§ Given request:
Look through the records below and give the number of lines holding the string "recession", nothing more.

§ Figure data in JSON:
----------------------------------------
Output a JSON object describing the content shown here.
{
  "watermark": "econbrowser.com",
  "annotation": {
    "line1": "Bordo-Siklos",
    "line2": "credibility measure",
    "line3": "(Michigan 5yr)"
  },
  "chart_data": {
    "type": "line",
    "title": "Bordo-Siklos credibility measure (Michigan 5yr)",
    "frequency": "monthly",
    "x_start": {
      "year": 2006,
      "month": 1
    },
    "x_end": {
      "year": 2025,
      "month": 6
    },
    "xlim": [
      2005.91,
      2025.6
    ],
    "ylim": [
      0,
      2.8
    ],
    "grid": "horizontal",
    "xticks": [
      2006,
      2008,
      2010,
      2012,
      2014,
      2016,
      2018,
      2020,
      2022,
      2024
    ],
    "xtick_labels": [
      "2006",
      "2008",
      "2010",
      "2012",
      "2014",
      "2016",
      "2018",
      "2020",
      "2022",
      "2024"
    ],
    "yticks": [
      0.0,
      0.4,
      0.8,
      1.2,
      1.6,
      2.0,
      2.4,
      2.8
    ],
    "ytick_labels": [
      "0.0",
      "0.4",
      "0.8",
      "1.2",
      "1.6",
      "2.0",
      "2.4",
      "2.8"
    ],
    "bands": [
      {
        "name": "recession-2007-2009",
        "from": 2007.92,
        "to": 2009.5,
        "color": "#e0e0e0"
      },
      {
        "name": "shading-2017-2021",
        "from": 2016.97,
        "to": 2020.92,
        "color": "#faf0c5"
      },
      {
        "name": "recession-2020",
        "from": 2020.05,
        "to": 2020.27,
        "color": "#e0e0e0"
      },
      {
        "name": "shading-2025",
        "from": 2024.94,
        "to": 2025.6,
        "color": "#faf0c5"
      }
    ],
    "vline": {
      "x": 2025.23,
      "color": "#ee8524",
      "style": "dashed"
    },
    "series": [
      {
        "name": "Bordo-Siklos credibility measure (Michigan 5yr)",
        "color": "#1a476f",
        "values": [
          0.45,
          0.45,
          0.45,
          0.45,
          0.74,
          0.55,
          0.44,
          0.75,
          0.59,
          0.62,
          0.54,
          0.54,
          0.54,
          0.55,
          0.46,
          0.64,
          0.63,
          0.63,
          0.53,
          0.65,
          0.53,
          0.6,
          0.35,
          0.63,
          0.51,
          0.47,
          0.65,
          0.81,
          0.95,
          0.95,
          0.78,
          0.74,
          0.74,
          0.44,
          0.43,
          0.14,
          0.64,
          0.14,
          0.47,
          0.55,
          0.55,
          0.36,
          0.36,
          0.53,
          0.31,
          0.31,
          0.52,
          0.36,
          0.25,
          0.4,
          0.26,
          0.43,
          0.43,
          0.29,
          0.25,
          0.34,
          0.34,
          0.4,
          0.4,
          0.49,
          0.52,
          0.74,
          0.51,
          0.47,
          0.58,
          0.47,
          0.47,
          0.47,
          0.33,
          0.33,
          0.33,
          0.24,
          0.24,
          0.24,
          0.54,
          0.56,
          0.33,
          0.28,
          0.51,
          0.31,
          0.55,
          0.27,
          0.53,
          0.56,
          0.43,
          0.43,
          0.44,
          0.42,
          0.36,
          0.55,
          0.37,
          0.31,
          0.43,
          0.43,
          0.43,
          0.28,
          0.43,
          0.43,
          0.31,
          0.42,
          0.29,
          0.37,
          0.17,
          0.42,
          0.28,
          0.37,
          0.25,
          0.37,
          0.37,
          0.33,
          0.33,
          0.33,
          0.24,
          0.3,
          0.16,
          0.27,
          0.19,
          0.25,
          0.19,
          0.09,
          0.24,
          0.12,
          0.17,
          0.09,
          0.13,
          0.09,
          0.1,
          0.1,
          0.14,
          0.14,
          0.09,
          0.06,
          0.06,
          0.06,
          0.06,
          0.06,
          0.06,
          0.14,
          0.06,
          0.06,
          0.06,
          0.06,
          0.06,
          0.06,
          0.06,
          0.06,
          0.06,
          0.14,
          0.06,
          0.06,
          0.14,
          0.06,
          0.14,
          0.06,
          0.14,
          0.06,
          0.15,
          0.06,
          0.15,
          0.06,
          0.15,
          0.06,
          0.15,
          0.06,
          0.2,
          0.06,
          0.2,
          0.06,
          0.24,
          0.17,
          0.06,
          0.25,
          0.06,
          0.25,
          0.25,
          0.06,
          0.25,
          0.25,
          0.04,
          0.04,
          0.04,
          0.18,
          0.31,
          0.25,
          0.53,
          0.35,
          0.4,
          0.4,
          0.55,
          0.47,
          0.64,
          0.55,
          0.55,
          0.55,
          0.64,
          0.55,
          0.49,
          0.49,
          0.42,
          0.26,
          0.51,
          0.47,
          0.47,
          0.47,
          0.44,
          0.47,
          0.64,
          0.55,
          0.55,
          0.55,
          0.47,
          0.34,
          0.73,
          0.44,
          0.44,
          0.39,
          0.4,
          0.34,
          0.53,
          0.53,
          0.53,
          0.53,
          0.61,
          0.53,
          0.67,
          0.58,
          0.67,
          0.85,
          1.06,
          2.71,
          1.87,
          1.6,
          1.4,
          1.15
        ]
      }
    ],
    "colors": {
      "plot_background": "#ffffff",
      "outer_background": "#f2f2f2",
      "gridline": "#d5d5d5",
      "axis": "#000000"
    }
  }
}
----------------------------------------
§ Reply:
2